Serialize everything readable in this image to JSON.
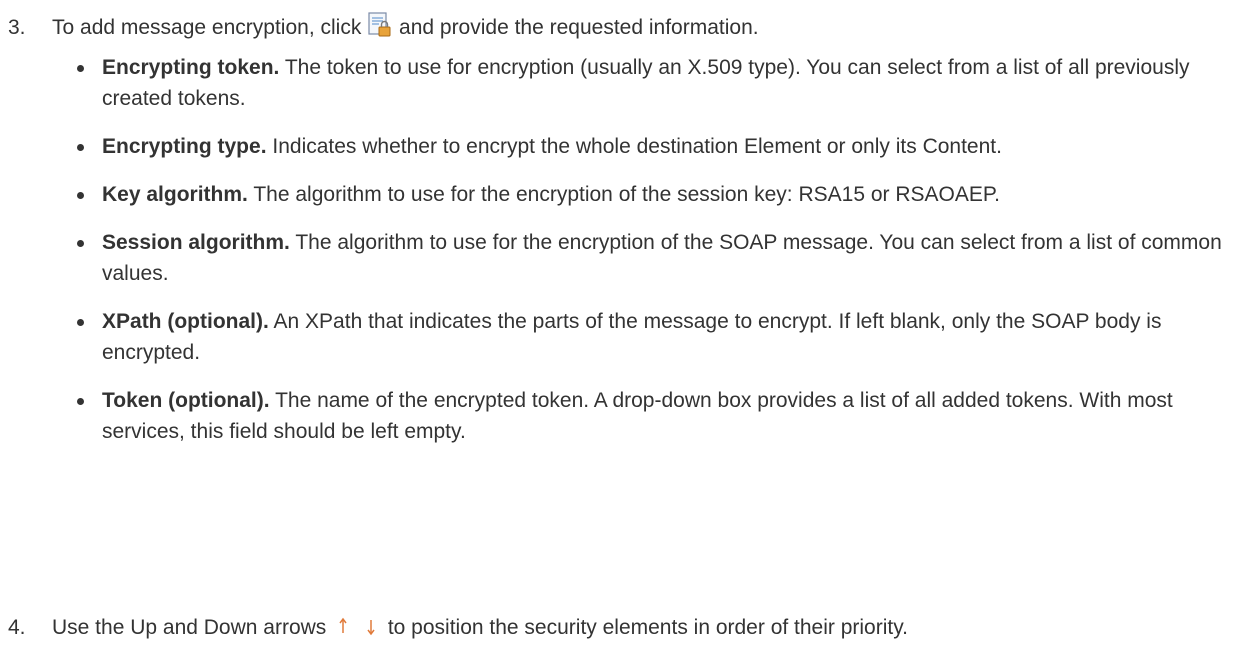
{
  "step3": {
    "number": "3.",
    "text_before": "To add message encryption, click",
    "icon": "encrypt-document-lock-icon",
    "text_after": "and provide the requested information."
  },
  "bullets": [
    {
      "term": "Encrypting token.",
      "desc": "The token to use for encryption (usually an X.509 type). You can select from a list of all previously created tokens."
    },
    {
      "term": "Encrypting type.",
      "desc": "Indicates whether to encrypt the whole destination Element or only its Content."
    },
    {
      "term": "Key algorithm.",
      "desc": "The algorithm to use for the encryption of the session key: RSA15 or RSAOAEP."
    },
    {
      "term": "Session algorithm.",
      "desc": "The algorithm to use for the encryption of the SOAP message. You can select from a list of common values."
    },
    {
      "term": "XPath (optional).",
      "desc": "An XPath that indicates the parts of the message to encrypt. If left blank, only the SOAP body is encrypted."
    },
    {
      "term": "Token (optional).",
      "desc": "The name of the encrypted token. A drop-down box provides a list of all added tokens. With most services, this field should be left empty."
    }
  ],
  "step4": {
    "number": "4.",
    "text_before": "Use the Up and Down arrows",
    "icons": [
      "up-arrow-icon",
      "down-arrow-icon"
    ],
    "text_after": "to position the security elements in order of their priority."
  },
  "colors": {
    "text": "#333333",
    "icon_arrow": "#e07a3a",
    "icon_lock": "#e8a33a"
  }
}
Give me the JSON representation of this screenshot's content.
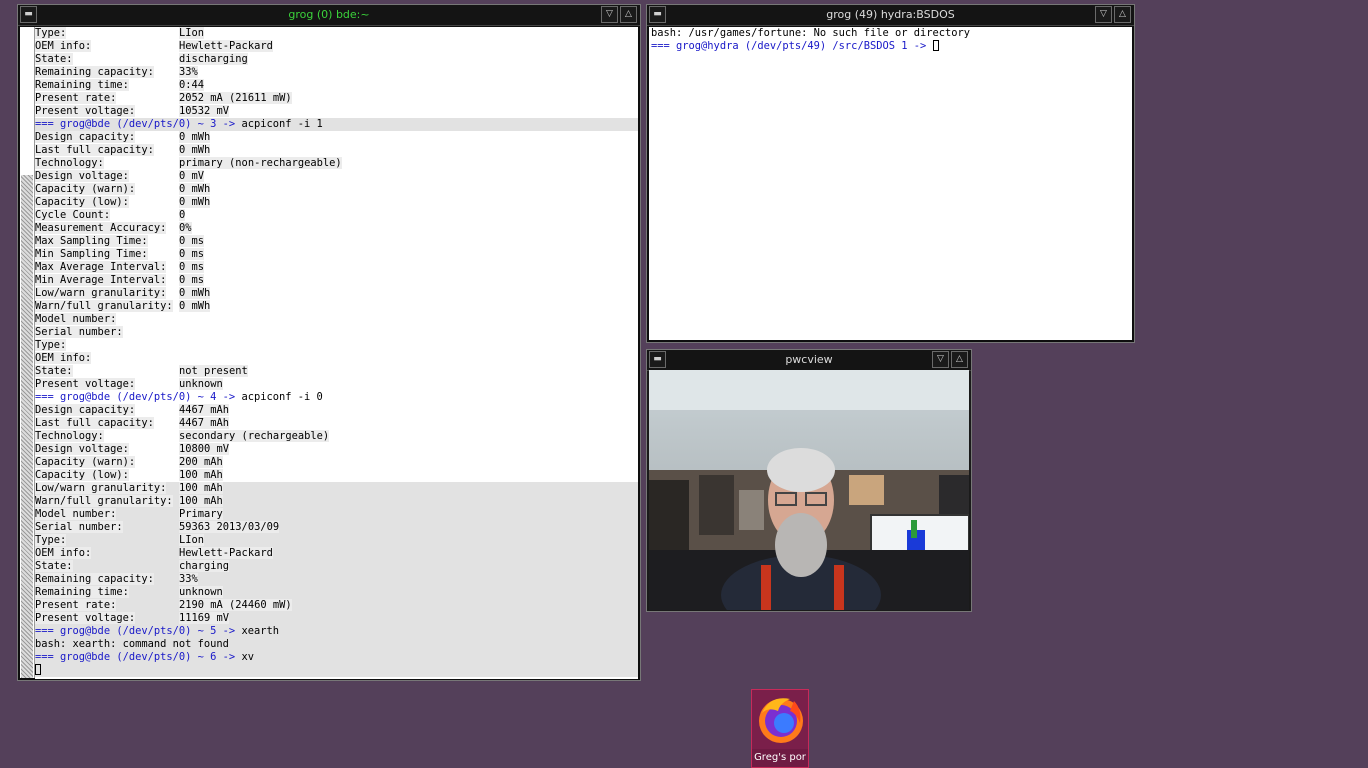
{
  "windows": {
    "left_terminal": {
      "title": "grog (0) bde:~",
      "title_color": "#3bd33b",
      "lines": [
        {
          "k": "Type:",
          "v": "LIon"
        },
        {
          "k": "OEM info:",
          "v": "Hewlett-Packard"
        },
        {
          "k": "State:",
          "v": "discharging"
        },
        {
          "k": "Remaining capacity:",
          "v": "33%"
        },
        {
          "k": "Remaining time:",
          "v": "0:44"
        },
        {
          "k": "Present rate:",
          "v": "2052 mA (21611 mW)"
        },
        {
          "k": "Present voltage:",
          "v": "10532 mV"
        },
        {
          "prompt": "=== grog@bde (/dev/pts/0) ~ 3 ->",
          "cmd": " acpiconf -i 1",
          "hl": true
        },
        {
          "k": "Design capacity:",
          "v": "0 mWh"
        },
        {
          "k": "Last full capacity:",
          "v": "0 mWh"
        },
        {
          "k": "Technology:",
          "v": "primary (non-rechargeable)"
        },
        {
          "k": "Design voltage:",
          "v": "0 mV"
        },
        {
          "k": "Capacity (warn):",
          "v": "0 mWh"
        },
        {
          "k": "Capacity (low):",
          "v": "0 mWh"
        },
        {
          "k": "Cycle Count:",
          "v": "0"
        },
        {
          "k": "Measurement Accuracy:",
          "v": "0%"
        },
        {
          "k": "Max Sampling Time:",
          "v": "0 ms"
        },
        {
          "k": "Min Sampling Time:",
          "v": "0 ms"
        },
        {
          "k": "Max Average Interval:",
          "v": "0 ms"
        },
        {
          "k": "Min Average Interval:",
          "v": "0 ms"
        },
        {
          "k": "Low/warn granularity:",
          "v": "0 mWh"
        },
        {
          "k": "Warn/full granularity:",
          "v": "0 mWh"
        },
        {
          "k": "Model number:",
          "v": ""
        },
        {
          "k": "Serial number:",
          "v": ""
        },
        {
          "k": "Type:",
          "v": ""
        },
        {
          "k": "OEM info:",
          "v": ""
        },
        {
          "k": "State:",
          "v": "not present"
        },
        {
          "k": "Present voltage:",
          "v": "unknown"
        },
        {
          "prompt": "=== grog@bde (/dev/pts/0) ~ 4 ->",
          "cmd": " acpiconf -i 0"
        },
        {
          "k": "Design capacity:",
          "v": "4467 mAh"
        },
        {
          "k": "Last full capacity:",
          "v": "4467 mAh"
        },
        {
          "k": "Technology:",
          "v": "secondary (rechargeable)"
        },
        {
          "k": "Design voltage:",
          "v": "10800 mV"
        },
        {
          "k": "Capacity (warn):",
          "v": "200 mAh"
        },
        {
          "k": "Capacity (low):",
          "v": "100 mAh"
        },
        {
          "k": "Low/warn granularity:",
          "v": "100 mAh",
          "hl": true
        },
        {
          "k": "Warn/full granularity:",
          "v": "100 mAh",
          "hl": true
        },
        {
          "k": "Model number:",
          "v": "Primary",
          "hl": true
        },
        {
          "k": "Serial number:",
          "v": "59363 2013/03/09",
          "hl": true
        },
        {
          "k": "Type:",
          "v": "LIon",
          "hl": true
        },
        {
          "k": "OEM info:",
          "v": "Hewlett-Packard",
          "hl": true
        },
        {
          "k": "State:",
          "v": "charging",
          "hl": true
        },
        {
          "k": "Remaining capacity:",
          "v": "33%",
          "hl": true
        },
        {
          "k": "Remaining time:",
          "v": "unknown",
          "hl": true
        },
        {
          "k": "Present rate:",
          "v": "2190 mA (24460 mW)",
          "hl": true
        },
        {
          "k": "Present voltage:",
          "v": "11169 mV",
          "hl": true
        },
        {
          "prompt": "=== grog@bde (/dev/pts/0) ~ 5 ->",
          "cmd": " xearth",
          "hl": true
        },
        {
          "text": "bash: xearth: command not found",
          "hl": true
        },
        {
          "prompt": "=== grog@bde (/dev/pts/0) ~ 6 ->",
          "cmd": " xv",
          "hl": true
        },
        {
          "cursor": true,
          "hl": true
        }
      ]
    },
    "right_terminal": {
      "title": "grog (49) hydra:BSDOS",
      "title_color": "#dcdcdc",
      "lines": [
        {
          "text": "bash: /usr/games/fortune: No such file or directory"
        },
        {
          "prompt": "=== grog@hydra (/dev/pts/49) /src/BSDOS 1 ->",
          "cmd": " ",
          "cursor": true
        }
      ]
    },
    "pwcview": {
      "title": "pwcview",
      "title_color": "#dcdcdc"
    }
  },
  "titlebar_buttons": {
    "menu": "▬",
    "minimize": "▽",
    "maximize": "△"
  },
  "desktop_icon": {
    "label": "Greg's por",
    "icon": "firefox-icon"
  },
  "colors": {
    "desktop": "#54405a",
    "prompt": "#1818c8",
    "active_title": "#3bd33b"
  }
}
____________
Go through the listing above and pull out each line containing the word "dcdcdc".

      "title_color": "#dcdcdc",
      "title_color": "#dcdcdc"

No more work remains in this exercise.